* START *

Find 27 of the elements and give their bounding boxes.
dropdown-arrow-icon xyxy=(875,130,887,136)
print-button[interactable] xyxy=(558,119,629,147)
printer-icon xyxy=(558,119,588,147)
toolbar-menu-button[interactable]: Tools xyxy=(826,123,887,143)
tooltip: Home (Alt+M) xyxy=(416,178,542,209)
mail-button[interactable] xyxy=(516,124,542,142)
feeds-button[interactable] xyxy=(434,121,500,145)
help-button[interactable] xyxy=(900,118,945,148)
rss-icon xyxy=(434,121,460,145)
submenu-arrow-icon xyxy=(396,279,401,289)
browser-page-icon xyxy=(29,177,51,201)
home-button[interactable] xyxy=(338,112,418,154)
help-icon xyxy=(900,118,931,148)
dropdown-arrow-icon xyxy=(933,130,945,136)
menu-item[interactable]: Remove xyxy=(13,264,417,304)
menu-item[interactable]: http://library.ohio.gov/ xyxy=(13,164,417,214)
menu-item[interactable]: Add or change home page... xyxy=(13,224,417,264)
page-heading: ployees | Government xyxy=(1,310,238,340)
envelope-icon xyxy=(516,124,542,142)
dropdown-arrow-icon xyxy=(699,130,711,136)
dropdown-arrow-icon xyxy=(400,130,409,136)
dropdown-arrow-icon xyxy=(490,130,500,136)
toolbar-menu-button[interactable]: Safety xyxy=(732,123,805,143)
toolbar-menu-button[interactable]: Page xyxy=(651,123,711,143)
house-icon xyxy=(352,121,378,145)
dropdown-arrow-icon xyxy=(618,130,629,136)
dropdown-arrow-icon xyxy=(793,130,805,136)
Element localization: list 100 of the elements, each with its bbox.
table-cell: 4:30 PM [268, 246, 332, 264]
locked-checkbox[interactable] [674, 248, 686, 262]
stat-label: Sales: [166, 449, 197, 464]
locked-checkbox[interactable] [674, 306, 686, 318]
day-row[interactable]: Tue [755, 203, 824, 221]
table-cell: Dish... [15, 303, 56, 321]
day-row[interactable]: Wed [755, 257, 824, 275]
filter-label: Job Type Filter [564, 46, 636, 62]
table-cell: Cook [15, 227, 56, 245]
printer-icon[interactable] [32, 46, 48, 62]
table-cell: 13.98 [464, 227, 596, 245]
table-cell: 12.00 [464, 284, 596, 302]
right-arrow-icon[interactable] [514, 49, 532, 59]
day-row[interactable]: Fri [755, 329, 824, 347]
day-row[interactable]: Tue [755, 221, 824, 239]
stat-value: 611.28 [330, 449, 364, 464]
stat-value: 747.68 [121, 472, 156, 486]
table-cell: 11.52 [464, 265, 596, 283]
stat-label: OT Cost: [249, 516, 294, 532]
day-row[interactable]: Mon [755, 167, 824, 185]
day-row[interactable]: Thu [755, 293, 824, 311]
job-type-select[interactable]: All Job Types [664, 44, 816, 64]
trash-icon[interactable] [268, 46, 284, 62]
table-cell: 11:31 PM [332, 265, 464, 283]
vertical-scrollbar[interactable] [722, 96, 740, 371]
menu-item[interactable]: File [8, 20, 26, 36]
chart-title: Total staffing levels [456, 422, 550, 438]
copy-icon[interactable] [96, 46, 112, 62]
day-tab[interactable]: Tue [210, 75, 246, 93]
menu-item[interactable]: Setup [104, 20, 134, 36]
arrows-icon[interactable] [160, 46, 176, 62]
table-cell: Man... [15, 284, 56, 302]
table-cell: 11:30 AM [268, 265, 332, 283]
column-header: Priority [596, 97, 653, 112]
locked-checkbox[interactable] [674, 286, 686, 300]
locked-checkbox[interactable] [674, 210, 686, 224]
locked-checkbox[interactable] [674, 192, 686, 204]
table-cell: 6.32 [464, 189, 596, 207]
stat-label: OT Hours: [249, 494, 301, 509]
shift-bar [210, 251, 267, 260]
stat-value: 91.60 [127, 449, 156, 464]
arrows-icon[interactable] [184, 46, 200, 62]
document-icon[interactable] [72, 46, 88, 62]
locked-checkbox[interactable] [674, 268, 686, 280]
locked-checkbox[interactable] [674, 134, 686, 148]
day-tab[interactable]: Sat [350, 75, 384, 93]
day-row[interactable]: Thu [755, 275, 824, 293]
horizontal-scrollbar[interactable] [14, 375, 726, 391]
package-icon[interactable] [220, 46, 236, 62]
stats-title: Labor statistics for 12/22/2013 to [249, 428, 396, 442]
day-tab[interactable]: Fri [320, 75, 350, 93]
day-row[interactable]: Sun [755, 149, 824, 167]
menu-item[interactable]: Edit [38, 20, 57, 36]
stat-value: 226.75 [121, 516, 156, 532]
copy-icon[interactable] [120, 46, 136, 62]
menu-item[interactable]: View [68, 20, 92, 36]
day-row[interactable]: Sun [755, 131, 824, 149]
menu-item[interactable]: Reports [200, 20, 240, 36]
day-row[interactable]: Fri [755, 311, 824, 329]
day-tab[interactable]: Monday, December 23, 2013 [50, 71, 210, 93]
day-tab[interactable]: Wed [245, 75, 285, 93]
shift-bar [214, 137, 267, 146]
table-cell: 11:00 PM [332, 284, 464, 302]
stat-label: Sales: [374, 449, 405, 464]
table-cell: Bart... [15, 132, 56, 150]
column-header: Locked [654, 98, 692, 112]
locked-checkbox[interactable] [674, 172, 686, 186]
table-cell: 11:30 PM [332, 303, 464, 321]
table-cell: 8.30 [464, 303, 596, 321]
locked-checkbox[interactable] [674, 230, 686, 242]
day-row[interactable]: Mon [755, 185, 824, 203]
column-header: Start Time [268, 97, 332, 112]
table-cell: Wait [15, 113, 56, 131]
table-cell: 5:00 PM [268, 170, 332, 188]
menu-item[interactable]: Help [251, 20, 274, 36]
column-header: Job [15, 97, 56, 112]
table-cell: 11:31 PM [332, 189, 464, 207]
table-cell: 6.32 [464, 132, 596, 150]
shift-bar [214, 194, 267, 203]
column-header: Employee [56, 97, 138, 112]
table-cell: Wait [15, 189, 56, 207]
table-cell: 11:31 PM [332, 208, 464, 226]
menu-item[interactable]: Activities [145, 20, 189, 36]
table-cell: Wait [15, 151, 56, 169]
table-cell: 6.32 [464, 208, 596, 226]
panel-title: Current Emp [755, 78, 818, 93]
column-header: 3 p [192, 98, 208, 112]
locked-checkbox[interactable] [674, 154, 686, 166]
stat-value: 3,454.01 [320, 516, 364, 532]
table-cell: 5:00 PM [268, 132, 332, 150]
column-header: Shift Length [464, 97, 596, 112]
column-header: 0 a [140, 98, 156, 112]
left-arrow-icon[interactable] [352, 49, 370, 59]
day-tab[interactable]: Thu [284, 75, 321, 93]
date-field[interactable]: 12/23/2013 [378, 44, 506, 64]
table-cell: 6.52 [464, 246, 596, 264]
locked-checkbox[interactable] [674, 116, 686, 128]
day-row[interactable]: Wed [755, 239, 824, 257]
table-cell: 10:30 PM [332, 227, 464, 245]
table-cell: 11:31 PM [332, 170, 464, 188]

* END *

**Aim of the task:**
Copy every row above word for word.

**Solution to this exercise:**
Find 27 of the elements and give their bounding boxes.
dropdown-arrow-icon xyxy=(875,130,887,136)
print-button[interactable] xyxy=(558,119,629,147)
printer-icon xyxy=(558,119,588,147)
toolbar-menu-button[interactable]: Tools xyxy=(826,123,887,143)
tooltip: Home (Alt+M) xyxy=(416,178,542,209)
mail-button[interactable] xyxy=(516,124,542,142)
feeds-button[interactable] xyxy=(434,121,500,145)
help-button[interactable] xyxy=(900,118,945,148)
rss-icon xyxy=(434,121,460,145)
submenu-arrow-icon xyxy=(396,279,401,289)
browser-page-icon xyxy=(29,177,51,201)
home-button[interactable] xyxy=(338,112,418,154)
help-icon xyxy=(900,118,931,148)
dropdown-arrow-icon xyxy=(933,130,945,136)
menu-item[interactable]: Remove xyxy=(13,264,417,304)
menu-item[interactable]: http://library.ohio.gov/ xyxy=(13,164,417,214)
menu-item[interactable]: Add or change home page... xyxy=(13,224,417,264)
page-heading: ployees | Government xyxy=(1,310,238,340)
envelope-icon xyxy=(516,124,542,142)
dropdown-arrow-icon xyxy=(699,130,711,136)
dropdown-arrow-icon xyxy=(400,130,409,136)
dropdown-arrow-icon xyxy=(490,130,500,136)
toolbar-menu-button[interactable]: Safety xyxy=(732,123,805,143)
toolbar-menu-button[interactable]: Page xyxy=(651,123,711,143)
house-icon xyxy=(352,121,378,145)
dropdown-arrow-icon xyxy=(618,130,629,136)
dropdown-arrow-icon xyxy=(793,130,805,136)
Element localization: list 100 of the elements, each with its bbox.
table-cell: 4:30 PM [268, 246, 332, 264]
locked-checkbox[interactable] [674, 248, 686, 262]
stat-label: Sales: [166, 449, 197, 464]
locked-checkbox[interactable] [674, 306, 686, 318]
day-row[interactable]: Tue [755, 203, 824, 221]
table-cell: Dish... [15, 303, 56, 321]
day-row[interactable]: Wed [755, 257, 824, 275]
filter-label: Job Type Filter [564, 46, 636, 62]
table-cell: Cook [15, 227, 56, 245]
printer-icon[interactable] [32, 46, 48, 62]
table-cell: 13.98 [464, 227, 596, 245]
table-cell: 12.00 [464, 284, 596, 302]
right-arrow-icon[interactable] [514, 49, 532, 59]
day-row[interactable]: Fri [755, 329, 824, 347]
day-row[interactable]: Tue [755, 221, 824, 239]
stat-value: 611.28 [330, 449, 364, 464]
stat-value: 747.68 [121, 472, 156, 486]
table-cell: 11.52 [464, 265, 596, 283]
stat-label: OT Cost: [249, 516, 294, 532]
day-row[interactable]: Mon [755, 167, 824, 185]
day-row[interactable]: Thu [755, 293, 824, 311]
job-type-select[interactable]: All Job Types [664, 44, 816, 64]
trash-icon[interactable] [268, 46, 284, 62]
table-cell: 11:31 PM [332, 265, 464, 283]
vertical-scrollbar[interactable] [722, 96, 740, 371]
menu-item[interactable]: File [8, 20, 26, 36]
chart-title: Total staffing levels [456, 422, 550, 438]
copy-icon[interactable] [96, 46, 112, 62]
day-tab[interactable]: Tue [210, 75, 246, 93]
menu-item[interactable]: Setup [104, 20, 134, 36]
arrows-icon[interactable] [160, 46, 176, 62]
table-cell: Man... [15, 284, 56, 302]
table-cell: 11:30 AM [268, 265, 332, 283]
column-header: Priority [596, 97, 653, 112]
locked-checkbox[interactable] [674, 286, 686, 300]
locked-checkbox[interactable] [674, 210, 686, 224]
locked-checkbox[interactable] [674, 192, 686, 204]
table-cell: 6.32 [464, 189, 596, 207]
stat-label: OT Hours: [249, 494, 301, 509]
shift-bar [210, 251, 267, 260]
stat-value: 91.60 [127, 449, 156, 464]
arrows-icon[interactable] [184, 46, 200, 62]
document-icon[interactable] [72, 46, 88, 62]
locked-checkbox[interactable] [674, 268, 686, 280]
locked-checkbox[interactable] [674, 134, 686, 148]
day-tab[interactable]: Sat [350, 75, 384, 93]
day-row[interactable]: Thu [755, 275, 824, 293]
horizontal-scrollbar[interactable] [14, 375, 726, 391]
package-icon[interactable] [220, 46, 236, 62]
stats-title: Labor statistics for 12/22/2013 to [249, 428, 396, 442]
day-tab[interactable]: Fri [320, 75, 350, 93]
day-row[interactable]: Sun [755, 149, 824, 167]
menu-item[interactable]: Edit [38, 20, 57, 36]
stat-value: 226.75 [121, 516, 156, 532]
copy-icon[interactable] [120, 46, 136, 62]
menu-item[interactable]: View [68, 20, 92, 36]
day-row[interactable]: Sun [755, 131, 824, 149]
menu-item[interactable]: Reports [200, 20, 240, 36]
day-row[interactable]: Fri [755, 311, 824, 329]
day-tab[interactable]: Monday, December 23, 2013 [50, 71, 210, 93]
day-tab[interactable]: Wed [245, 75, 285, 93]
shift-bar [214, 137, 267, 146]
table-cell: 11:00 PM [332, 284, 464, 302]
stat-label: Sales: [374, 449, 405, 464]
table-cell: Bart... [15, 132, 56, 150]
column-header: Locked [654, 98, 692, 112]
locked-checkbox[interactable] [674, 172, 686, 186]
table-cell: 11:30 PM [332, 303, 464, 321]
table-cell: 8.30 [464, 303, 596, 321]
locked-checkbox[interactable] [674, 230, 686, 242]
day-row[interactable]: Mon [755, 185, 824, 203]
column-header: Start Time [268, 97, 332, 112]
table-cell: Wait [15, 113, 56, 131]
table-cell: 5:00 PM [268, 170, 332, 188]
menu-item[interactable]: Help [251, 20, 274, 36]
column-header: Job [15, 97, 56, 112]
table-cell: 11:31 PM [332, 189, 464, 207]
table-cell: 6.32 [464, 132, 596, 150]
shift-bar [214, 194, 267, 203]
column-header: Employee [56, 97, 138, 112]
table-cell: Wait [15, 189, 56, 207]
table-cell: 11:31 PM [332, 208, 464, 226]
menu-item[interactable]: Activities [145, 20, 189, 36]
table-cell: Wait [15, 151, 56, 169]
table-cell: 6.32 [464, 208, 596, 226]
panel-title: Current Emp [755, 78, 818, 93]
column-header: 3 p [192, 98, 208, 112]
locked-checkbox[interactable] [674, 154, 686, 166]
stat-value: 3,454.01 [320, 516, 364, 532]
table-cell: 5:00 PM [268, 132, 332, 150]
column-header: Shift Length [464, 97, 596, 112]
column-header: 0 a [140, 98, 156, 112]
left-arrow-icon[interactable] [352, 49, 370, 59]
day-tab[interactable]: Thu [284, 75, 321, 93]
date-field[interactable]: 12/23/2013 [378, 44, 506, 64]
table-cell: 6.52 [464, 246, 596, 264]
locked-checkbox[interactable] [674, 116, 686, 128]
day-row[interactable]: Wed [755, 239, 824, 257]
table-cell: 10:30 PM [332, 227, 464, 245]
table-cell: 11:31 PM [332, 170, 464, 188]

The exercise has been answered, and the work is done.